Filter the records below for the word "Cortex". Copy each line that holds it.

BEGIN

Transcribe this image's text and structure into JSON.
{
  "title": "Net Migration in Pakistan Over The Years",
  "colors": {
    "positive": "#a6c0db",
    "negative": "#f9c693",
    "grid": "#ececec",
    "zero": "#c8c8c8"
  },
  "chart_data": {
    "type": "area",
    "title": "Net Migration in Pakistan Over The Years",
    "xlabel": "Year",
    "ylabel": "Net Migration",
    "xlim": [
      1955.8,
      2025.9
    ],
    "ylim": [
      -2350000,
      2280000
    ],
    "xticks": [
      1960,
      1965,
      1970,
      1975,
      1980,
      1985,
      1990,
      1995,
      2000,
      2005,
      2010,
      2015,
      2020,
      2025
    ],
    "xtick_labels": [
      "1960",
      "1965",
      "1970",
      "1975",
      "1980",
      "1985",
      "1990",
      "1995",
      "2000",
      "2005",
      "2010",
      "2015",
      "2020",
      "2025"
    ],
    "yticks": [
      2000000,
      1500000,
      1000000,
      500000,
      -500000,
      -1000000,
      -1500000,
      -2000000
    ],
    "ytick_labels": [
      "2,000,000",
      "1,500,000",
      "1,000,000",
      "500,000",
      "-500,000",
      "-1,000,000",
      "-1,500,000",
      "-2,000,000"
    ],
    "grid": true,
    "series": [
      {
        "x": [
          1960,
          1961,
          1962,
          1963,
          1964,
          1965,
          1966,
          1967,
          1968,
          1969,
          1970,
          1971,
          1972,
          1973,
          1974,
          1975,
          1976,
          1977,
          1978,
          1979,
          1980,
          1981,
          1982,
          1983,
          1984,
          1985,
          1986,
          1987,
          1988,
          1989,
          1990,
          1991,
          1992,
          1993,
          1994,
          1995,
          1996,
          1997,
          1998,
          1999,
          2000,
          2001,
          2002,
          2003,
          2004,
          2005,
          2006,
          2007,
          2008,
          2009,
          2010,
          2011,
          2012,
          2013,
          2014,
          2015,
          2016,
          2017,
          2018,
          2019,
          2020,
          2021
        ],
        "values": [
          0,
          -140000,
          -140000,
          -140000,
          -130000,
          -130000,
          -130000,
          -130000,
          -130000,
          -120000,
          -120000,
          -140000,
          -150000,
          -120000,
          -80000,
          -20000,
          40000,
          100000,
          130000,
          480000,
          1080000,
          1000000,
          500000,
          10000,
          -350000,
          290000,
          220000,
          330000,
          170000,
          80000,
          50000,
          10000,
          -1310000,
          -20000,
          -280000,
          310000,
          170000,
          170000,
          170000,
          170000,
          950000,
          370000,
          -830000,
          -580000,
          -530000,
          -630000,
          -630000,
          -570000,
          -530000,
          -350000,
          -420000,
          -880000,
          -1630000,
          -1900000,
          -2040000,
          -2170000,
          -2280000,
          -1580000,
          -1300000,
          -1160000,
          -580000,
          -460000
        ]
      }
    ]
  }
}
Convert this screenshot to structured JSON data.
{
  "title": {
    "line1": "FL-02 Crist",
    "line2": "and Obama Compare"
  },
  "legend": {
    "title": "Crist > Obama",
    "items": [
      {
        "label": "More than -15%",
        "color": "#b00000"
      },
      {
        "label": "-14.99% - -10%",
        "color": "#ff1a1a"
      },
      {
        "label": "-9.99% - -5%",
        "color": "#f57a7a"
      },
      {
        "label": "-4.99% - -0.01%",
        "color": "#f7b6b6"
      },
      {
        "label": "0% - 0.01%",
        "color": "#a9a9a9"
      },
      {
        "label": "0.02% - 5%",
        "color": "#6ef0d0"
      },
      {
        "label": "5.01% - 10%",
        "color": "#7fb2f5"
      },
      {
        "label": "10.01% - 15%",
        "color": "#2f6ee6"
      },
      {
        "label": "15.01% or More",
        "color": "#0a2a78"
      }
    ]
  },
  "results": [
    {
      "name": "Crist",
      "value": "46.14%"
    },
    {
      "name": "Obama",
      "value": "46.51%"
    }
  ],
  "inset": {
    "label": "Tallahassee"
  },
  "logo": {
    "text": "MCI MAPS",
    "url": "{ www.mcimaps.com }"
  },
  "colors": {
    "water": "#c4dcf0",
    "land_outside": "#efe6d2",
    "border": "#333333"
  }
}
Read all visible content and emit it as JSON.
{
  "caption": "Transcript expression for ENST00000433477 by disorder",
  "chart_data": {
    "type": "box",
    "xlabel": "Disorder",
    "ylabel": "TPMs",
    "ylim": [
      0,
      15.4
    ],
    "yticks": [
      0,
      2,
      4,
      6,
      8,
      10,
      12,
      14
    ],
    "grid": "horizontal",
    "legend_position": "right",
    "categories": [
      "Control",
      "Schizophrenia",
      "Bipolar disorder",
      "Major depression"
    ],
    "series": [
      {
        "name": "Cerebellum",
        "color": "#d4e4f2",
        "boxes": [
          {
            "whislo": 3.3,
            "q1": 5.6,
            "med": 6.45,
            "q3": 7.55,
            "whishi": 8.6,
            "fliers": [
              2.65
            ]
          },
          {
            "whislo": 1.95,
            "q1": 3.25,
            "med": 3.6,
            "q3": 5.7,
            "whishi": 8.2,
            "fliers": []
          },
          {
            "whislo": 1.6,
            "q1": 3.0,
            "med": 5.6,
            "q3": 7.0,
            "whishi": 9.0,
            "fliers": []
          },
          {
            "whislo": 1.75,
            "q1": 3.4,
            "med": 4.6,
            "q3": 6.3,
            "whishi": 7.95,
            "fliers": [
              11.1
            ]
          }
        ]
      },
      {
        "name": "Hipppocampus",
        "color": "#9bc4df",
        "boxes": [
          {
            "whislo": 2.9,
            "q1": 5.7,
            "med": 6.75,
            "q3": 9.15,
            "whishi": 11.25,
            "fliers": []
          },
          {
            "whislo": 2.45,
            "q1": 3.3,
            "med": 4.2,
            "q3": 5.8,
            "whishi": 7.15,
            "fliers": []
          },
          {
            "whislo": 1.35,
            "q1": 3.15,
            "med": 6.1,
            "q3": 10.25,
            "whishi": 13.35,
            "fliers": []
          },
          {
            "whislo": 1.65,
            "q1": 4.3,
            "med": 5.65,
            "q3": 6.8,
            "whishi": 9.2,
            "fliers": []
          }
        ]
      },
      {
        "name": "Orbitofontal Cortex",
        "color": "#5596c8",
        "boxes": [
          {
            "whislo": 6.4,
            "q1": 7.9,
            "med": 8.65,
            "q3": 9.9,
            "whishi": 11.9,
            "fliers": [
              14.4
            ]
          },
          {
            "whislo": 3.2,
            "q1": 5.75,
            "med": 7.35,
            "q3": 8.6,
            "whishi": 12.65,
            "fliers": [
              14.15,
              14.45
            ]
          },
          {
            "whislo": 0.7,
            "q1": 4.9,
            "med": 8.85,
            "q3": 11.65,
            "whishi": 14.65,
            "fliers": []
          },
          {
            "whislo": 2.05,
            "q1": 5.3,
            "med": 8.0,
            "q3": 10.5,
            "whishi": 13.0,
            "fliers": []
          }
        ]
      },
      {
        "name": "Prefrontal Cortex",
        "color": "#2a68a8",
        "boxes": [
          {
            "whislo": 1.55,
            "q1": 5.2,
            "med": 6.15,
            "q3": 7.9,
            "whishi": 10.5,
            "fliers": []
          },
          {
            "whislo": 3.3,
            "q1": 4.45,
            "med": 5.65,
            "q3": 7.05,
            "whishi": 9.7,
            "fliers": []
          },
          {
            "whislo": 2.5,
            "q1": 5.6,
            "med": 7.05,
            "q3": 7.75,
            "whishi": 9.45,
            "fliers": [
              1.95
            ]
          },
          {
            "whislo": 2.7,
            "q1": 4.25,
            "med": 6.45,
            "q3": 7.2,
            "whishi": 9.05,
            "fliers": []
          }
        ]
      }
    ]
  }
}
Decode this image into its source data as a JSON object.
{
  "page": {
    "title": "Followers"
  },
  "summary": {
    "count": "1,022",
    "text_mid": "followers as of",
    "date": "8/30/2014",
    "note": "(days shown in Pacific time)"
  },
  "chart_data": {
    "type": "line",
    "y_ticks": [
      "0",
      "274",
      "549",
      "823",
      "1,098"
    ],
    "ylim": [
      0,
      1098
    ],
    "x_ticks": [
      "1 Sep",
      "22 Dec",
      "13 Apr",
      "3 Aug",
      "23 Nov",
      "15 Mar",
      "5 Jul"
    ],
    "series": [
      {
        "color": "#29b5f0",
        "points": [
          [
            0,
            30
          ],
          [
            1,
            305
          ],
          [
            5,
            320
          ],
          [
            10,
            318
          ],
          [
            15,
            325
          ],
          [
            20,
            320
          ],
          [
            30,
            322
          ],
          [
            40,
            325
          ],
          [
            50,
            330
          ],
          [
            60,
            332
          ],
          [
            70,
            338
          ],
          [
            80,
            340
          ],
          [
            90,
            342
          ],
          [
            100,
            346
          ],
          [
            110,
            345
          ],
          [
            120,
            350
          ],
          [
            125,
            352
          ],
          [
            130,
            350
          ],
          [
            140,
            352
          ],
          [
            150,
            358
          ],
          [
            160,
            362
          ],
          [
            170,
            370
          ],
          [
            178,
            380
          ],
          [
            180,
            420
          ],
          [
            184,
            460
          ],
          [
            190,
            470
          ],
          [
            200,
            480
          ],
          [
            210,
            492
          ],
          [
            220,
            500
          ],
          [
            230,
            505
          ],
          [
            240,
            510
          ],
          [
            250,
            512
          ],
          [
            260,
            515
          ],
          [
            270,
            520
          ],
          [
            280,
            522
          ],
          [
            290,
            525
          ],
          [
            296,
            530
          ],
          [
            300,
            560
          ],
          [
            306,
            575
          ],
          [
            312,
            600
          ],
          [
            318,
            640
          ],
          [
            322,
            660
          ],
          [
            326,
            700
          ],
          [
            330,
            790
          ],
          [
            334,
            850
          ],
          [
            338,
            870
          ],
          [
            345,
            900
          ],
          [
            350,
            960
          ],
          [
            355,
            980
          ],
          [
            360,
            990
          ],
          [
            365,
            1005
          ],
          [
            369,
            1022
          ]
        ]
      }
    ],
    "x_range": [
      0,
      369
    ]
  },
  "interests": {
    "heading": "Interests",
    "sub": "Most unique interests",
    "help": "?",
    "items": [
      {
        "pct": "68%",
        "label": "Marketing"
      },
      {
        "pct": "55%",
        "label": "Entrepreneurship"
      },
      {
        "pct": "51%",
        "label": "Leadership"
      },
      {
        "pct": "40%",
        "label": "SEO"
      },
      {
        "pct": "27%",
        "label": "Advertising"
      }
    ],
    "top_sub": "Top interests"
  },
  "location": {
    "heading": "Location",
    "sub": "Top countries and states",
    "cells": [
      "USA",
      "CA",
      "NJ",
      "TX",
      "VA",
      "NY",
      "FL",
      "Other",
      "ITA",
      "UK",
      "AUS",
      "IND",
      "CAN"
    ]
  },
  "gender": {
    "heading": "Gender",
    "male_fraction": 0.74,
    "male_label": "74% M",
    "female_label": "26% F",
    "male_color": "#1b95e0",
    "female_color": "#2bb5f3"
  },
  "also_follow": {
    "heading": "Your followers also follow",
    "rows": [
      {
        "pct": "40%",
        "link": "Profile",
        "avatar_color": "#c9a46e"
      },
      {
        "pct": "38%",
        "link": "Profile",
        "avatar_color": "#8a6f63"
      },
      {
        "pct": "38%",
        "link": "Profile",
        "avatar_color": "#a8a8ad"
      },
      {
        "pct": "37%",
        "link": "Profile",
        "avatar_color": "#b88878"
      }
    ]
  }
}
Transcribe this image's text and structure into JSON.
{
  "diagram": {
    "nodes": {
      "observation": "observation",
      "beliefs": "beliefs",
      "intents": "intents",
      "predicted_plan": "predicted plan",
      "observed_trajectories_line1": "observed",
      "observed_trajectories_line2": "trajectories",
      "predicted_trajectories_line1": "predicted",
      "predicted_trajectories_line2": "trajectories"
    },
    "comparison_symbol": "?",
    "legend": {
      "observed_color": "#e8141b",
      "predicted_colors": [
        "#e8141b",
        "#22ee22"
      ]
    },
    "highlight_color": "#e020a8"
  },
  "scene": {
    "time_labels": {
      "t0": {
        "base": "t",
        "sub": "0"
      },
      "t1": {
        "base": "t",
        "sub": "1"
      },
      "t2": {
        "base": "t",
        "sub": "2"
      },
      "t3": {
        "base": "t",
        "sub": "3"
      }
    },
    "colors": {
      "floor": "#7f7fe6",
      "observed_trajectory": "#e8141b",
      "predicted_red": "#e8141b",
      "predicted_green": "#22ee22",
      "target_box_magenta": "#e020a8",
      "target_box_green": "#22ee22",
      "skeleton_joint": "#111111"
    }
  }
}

END

PROBLEM SOLUTION
        "name": "Orbitofontal Cortex",
        "name": "Prefrontal Cortex",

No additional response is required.